Material for the task:
* start *

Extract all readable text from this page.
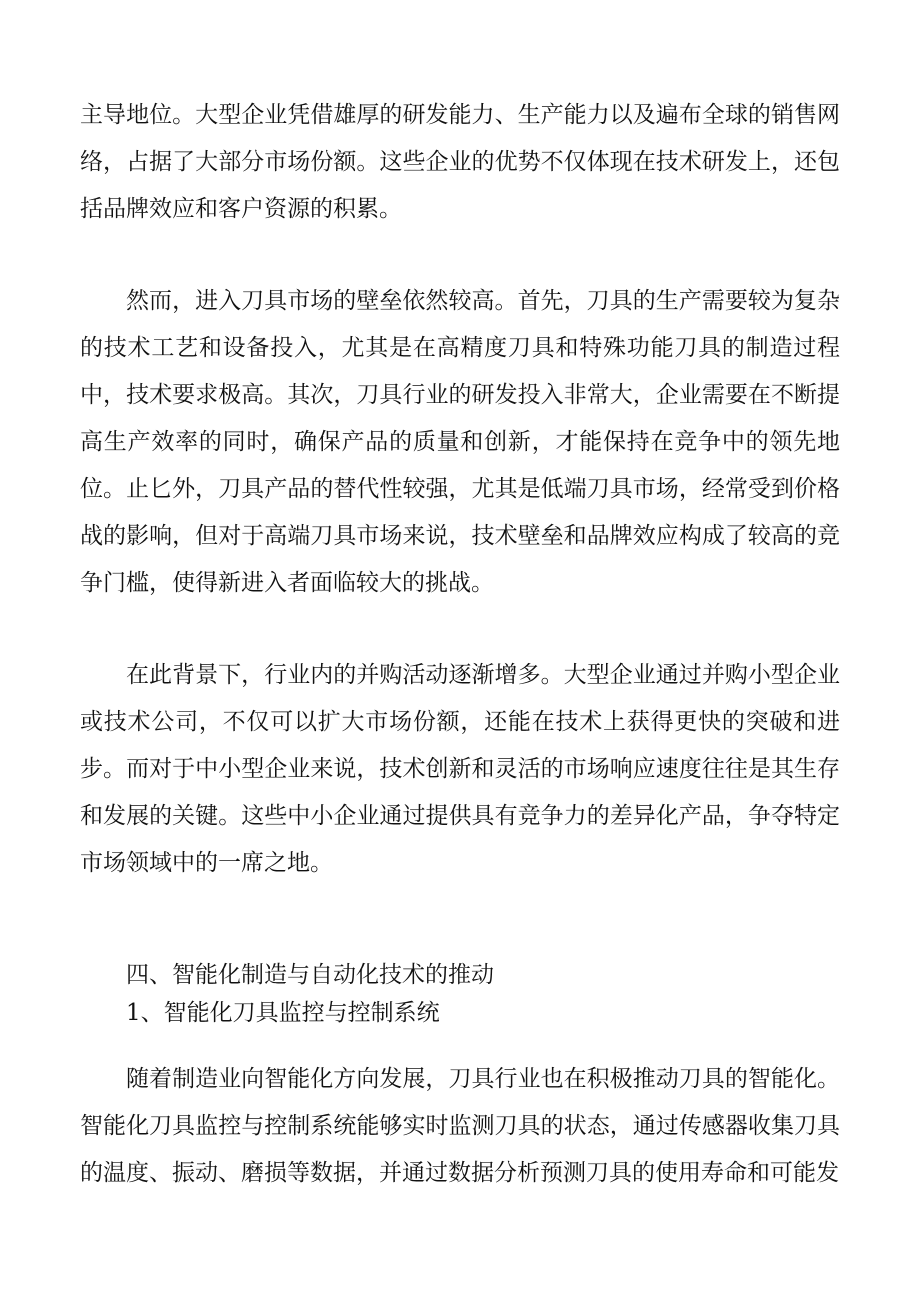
主导地位。大型企业凭借雄厚的研发能力、生产能力以及遍布全球的销售网络，占据了大部分市场份额。这些企业的优势不仅体现在技术研发上，还包括品牌效应和客户资源的积累。

然而，进入刀具市场的壁垒依然较高。首先，刀具的生产需要较为复杂的技术工艺和设备投入，尤其是在高精度刀具和特殊功能刀具的制造过程中，技术要求极高。其次，刀具行业的研发投入非常大，企业需要在不断提高生产效率的同时，确保产品的质量和创新，才能保持在竞争中的领先地位。止匕外，刀具产品的替代性较强，尤其是低端刀具市场，经常受到价格战的影响，但对于高端刀具市场来说，技术壁垒和品牌效应构成了较高的竞争门槛，使得新进入者面临较大的挑战。

在此背景下，行业内的并购活动逐渐增多。大型企业通过并购小型企业或技术公司，不仅可以扩大市场份额，还能在技术上获得更快的突破和进步。而对于中小型企业来说，技术创新和灵活的市场响应速度往往是其生存和发展的关键。这些中小企业通过提供具有竞争力的差异化产品，争夺特定市场领域中的一席之地。

四、智能化制造与自动化技术的推动
1、智能化刀具监控与控制系统

随着制造业向智能化方向发展，刀具行业也在积极推动刀具的智能化。智能化刀具监控与控制系统能够实时监测刀具的状态，通过传感器收集刀具的温度、振动、磨损等数据，并通过数据分析预测刀具的使用寿命和可能发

* end *

Instruction:
Restate each entry word for word, please, but drop any images it holds.

Response to this task:
Extract all readable text from this page.
主导地位。大型企业凭借雄厚的研发能力、生产能力以及遍布全球的销售网络，占据了大部分市场份额。这些企业的优势不仅体现在技术研发上，还包括品牌效应和客户资源的积累。

然而，进入刀具市场的壁垒依然较高。首先，刀具的生产需要较为复杂的技术工艺和设备投入，尤其是在高精度刀具和特殊功能刀具的制造过程中，技术要求极高。其次，刀具行业的研发投入非常大，企业需要在不断提高生产效率的同时，确保产品的质量和创新，才能保持在竞争中的领先地位。止匕外，刀具产品的替代性较强，尤其是低端刀具市场，经常受到价格战的影响，但对于高端刀具市场来说，技术壁垒和品牌效应构成了较高的竞争门槛，使得新进入者面临较大的挑战。

在此背景下，行业内的并购活动逐渐增多。大型企业通过并购小型企业或技术公司，不仅可以扩大市场份额，还能在技术上获得更快的突破和进步。而对于中小型企业来说，技术创新和灵活的市场响应速度往往是其生存和发展的关键。这些中小企业通过提供具有竞争力的差异化产品，争夺特定市场领域中的一席之地。

四、智能化制造与自动化技术的推动
1、智能化刀具监控与控制系统

随着制造业向智能化方向发展，刀具行业也在积极推动刀具的智能化。智能化刀具监控与控制系统能够实时监测刀具的状态，通过传感器收集刀具的温度、振动、磨损等数据，并通过数据分析预测刀具的使用寿命和可能发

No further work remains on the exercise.